**TO DO:** Format as a JSON list of strings, one per line and skipping blank lines, the records starting with the line containing "Bar xyxy=(299,708,687,997)" and going on through the line containing "Text: 1: 1 xyxy=(273,346,283,360)".

┌─ ENTRIES SUPPLIED

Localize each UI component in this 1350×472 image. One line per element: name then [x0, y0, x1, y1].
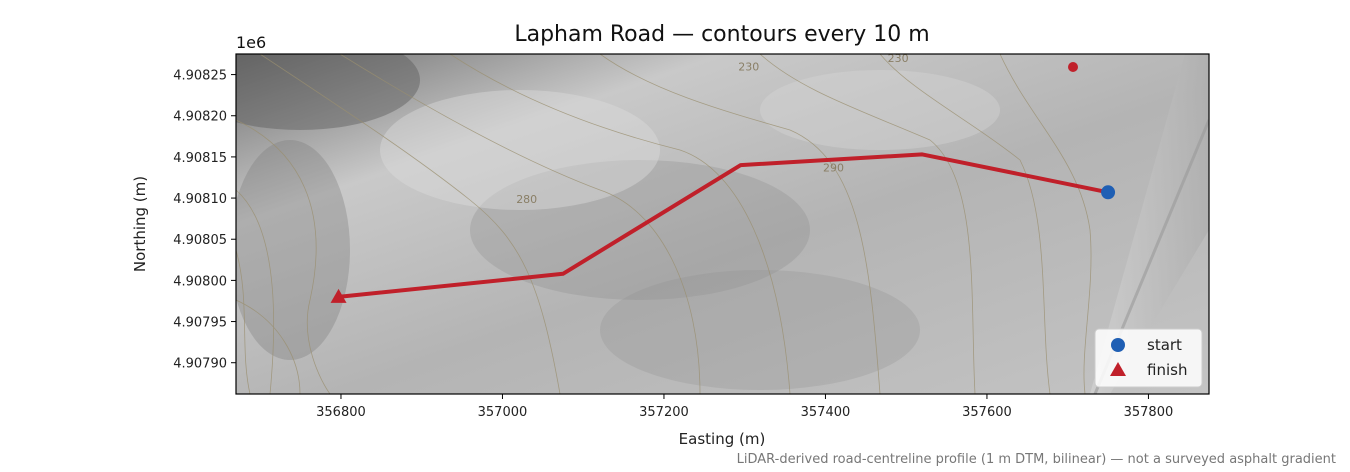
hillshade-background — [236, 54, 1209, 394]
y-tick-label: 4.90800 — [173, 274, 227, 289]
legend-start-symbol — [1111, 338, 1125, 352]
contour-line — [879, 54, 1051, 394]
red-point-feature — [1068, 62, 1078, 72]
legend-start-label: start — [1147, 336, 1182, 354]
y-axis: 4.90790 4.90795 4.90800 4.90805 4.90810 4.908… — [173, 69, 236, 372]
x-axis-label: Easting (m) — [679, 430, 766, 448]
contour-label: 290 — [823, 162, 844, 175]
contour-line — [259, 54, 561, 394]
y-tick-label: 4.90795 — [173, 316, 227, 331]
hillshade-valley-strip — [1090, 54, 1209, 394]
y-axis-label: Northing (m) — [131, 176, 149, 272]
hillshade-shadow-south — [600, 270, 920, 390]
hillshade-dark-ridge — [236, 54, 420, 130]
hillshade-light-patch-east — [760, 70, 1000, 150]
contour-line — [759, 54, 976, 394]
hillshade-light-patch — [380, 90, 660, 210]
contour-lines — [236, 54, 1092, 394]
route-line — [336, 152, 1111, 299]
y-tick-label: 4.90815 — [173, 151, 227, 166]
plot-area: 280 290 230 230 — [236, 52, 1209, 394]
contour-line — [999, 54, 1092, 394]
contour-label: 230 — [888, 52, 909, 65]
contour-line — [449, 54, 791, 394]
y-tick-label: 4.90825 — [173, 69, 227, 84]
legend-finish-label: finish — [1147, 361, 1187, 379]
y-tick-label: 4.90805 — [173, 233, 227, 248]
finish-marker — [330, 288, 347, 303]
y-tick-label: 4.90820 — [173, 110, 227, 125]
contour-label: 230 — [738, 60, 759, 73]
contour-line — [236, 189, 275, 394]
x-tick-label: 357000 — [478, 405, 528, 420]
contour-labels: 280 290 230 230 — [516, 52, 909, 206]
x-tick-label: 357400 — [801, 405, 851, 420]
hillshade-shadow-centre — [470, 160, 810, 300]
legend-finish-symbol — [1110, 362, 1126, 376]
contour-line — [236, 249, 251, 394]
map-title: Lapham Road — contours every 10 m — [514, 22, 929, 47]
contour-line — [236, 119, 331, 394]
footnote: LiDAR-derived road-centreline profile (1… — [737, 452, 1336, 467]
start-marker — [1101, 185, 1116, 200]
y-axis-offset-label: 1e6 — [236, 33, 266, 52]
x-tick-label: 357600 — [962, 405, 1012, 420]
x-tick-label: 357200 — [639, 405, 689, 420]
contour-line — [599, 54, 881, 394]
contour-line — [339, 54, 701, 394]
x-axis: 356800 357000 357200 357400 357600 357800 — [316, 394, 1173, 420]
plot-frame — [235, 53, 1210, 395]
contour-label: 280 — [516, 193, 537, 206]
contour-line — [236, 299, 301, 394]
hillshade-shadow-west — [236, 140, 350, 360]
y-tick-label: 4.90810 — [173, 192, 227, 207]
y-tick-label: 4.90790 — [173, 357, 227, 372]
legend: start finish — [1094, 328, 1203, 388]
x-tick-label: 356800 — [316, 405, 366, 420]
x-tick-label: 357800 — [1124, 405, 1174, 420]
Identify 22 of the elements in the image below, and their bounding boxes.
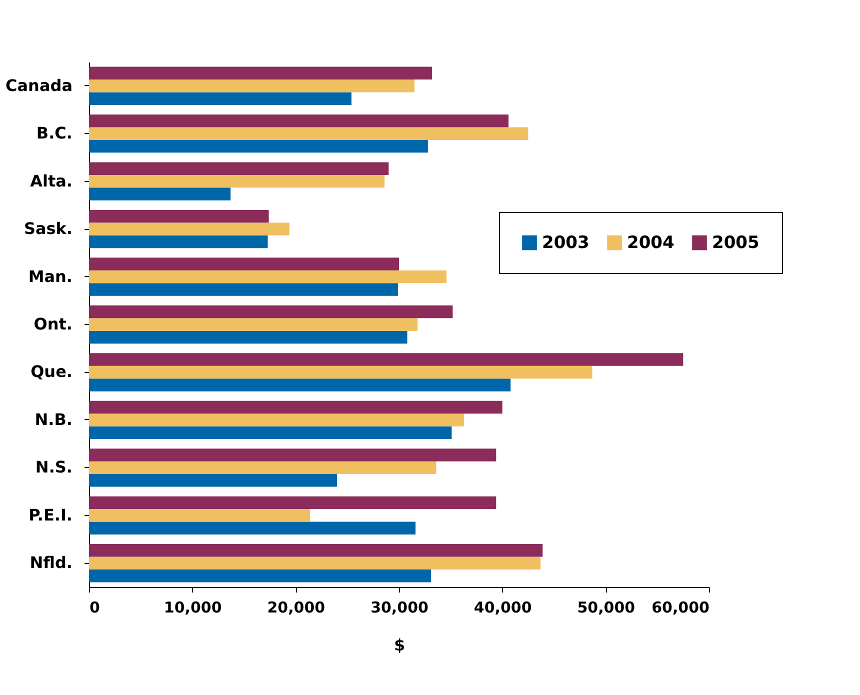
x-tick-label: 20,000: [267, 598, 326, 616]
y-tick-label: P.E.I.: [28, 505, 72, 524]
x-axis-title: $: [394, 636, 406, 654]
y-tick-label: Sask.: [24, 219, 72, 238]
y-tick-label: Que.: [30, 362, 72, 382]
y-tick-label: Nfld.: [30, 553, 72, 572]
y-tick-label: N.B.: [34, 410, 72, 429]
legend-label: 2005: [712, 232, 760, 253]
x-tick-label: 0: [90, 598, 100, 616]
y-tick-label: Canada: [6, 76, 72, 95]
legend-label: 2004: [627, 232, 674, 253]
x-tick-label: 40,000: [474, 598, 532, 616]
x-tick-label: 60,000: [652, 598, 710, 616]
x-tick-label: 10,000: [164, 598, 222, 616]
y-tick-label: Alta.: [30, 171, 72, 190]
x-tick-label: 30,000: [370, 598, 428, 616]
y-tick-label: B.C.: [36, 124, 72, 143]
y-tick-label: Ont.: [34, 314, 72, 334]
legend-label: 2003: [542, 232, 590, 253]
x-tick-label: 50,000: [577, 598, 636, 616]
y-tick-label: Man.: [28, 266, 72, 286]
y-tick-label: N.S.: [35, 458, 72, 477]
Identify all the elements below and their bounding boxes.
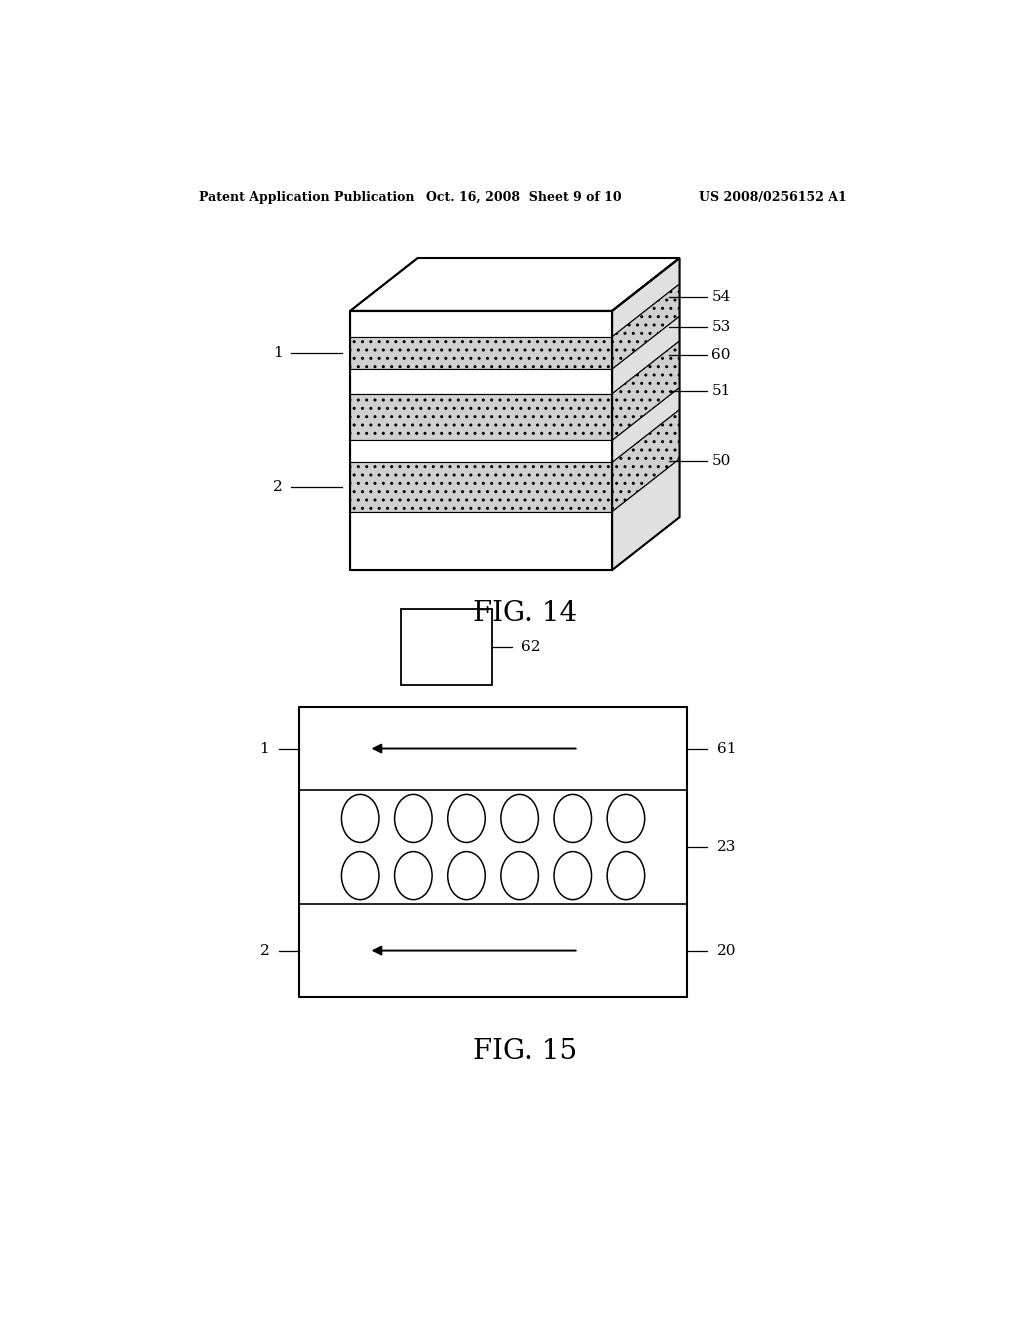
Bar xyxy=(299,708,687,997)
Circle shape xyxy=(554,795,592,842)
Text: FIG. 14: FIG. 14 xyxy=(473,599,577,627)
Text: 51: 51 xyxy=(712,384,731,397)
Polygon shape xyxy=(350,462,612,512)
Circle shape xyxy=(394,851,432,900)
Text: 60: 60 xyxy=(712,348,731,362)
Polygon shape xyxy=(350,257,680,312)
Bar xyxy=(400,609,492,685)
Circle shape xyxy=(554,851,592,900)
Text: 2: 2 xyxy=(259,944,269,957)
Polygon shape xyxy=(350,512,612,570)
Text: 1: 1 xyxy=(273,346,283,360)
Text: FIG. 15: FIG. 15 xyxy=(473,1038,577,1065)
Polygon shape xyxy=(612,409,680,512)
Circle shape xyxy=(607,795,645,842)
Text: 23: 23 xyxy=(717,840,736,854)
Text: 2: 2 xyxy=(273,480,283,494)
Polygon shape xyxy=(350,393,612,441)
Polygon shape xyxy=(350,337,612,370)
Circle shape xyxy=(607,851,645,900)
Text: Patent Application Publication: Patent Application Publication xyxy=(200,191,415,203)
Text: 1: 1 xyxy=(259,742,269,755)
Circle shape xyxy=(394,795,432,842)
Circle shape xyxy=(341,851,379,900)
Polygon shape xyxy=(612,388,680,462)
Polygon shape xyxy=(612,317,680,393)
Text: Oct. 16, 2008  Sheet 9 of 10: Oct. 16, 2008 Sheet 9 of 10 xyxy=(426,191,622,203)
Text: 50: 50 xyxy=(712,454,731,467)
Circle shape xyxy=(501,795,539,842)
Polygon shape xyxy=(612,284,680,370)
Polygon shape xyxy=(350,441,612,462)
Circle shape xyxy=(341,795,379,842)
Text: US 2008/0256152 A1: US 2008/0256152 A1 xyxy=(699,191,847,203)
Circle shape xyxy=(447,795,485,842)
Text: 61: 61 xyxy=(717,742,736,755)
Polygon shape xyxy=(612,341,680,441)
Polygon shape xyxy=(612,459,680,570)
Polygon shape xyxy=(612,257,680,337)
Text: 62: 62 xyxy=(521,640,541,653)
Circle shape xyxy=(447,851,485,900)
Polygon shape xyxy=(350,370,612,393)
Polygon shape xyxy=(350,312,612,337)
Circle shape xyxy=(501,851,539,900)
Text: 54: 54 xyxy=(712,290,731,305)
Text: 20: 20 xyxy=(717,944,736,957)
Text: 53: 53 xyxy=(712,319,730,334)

└─
┌─ ENTRIES SUPPLIED

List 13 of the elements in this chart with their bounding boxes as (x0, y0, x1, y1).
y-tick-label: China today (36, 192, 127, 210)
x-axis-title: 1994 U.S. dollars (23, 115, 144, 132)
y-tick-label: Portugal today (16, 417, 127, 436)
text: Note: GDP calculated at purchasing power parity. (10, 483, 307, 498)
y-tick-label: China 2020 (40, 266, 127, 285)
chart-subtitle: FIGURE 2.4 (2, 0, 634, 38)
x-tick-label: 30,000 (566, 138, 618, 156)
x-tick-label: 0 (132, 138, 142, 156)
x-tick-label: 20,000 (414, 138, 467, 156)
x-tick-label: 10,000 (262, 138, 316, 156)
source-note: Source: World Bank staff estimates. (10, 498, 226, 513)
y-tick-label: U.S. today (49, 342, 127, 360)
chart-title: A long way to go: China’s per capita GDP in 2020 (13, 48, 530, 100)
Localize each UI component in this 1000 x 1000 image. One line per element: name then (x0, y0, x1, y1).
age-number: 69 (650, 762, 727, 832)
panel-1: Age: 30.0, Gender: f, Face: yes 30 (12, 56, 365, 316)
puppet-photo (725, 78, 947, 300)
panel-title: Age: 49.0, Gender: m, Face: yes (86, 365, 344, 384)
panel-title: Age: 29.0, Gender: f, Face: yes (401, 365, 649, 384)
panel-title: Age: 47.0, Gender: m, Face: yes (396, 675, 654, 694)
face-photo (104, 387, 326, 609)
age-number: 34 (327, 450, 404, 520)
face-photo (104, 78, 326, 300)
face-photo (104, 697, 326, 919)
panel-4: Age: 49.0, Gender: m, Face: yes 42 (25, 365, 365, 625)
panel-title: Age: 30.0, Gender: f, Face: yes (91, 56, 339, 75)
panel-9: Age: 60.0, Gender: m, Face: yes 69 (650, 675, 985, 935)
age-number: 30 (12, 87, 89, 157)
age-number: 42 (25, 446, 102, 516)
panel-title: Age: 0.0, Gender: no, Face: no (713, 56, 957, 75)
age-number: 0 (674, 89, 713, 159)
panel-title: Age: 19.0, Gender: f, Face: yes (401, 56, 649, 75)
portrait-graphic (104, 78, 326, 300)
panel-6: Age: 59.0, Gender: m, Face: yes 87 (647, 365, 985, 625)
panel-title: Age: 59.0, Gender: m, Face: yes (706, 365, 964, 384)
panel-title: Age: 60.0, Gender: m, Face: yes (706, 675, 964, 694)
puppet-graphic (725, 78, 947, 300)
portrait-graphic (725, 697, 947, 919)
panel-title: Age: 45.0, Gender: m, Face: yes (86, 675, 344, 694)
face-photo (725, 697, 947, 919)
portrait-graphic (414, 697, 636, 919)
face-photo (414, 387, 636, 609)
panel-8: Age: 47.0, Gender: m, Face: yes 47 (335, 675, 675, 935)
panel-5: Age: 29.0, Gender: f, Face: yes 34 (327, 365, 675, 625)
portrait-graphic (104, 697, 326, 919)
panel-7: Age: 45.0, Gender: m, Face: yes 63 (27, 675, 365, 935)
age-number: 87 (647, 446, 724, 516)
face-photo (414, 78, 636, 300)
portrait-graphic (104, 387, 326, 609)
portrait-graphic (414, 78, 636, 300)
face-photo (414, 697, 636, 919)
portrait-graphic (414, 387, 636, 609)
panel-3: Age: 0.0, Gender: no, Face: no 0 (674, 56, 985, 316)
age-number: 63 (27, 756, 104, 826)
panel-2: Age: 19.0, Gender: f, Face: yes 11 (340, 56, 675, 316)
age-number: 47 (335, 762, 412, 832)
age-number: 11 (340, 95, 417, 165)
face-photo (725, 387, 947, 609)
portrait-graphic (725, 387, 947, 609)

└─

**PROBLEM SOLUTION:**
[
  "Bar xyxy=(299,708,687,997)",
  "Circle shape xyxy=(554,795,592,842)",
  "Text: FIG. 14: FIG. 14 xyxy=(473,599,577,627)",
  "Text: 51: 51 xyxy=(712,384,731,397)",
  "Polygon shape xyxy=(350,462,612,512)",
  "Circle shape xyxy=(394,851,432,900)",
  "Text: 60: 60 xyxy=(712,348,731,362)",
  "Polygon shape xyxy=(350,257,680,312)",
  "Bar xyxy=(400,609,492,685)",
  "Circle shape xyxy=(554,851,592,900)",
  "Text: 2: 2 xyxy=(259,944,269,957)",
  "Polygon shape xyxy=(350,512,612,570)",
  "Text: 1: 1 xyxy=(273,346,283,360)"
]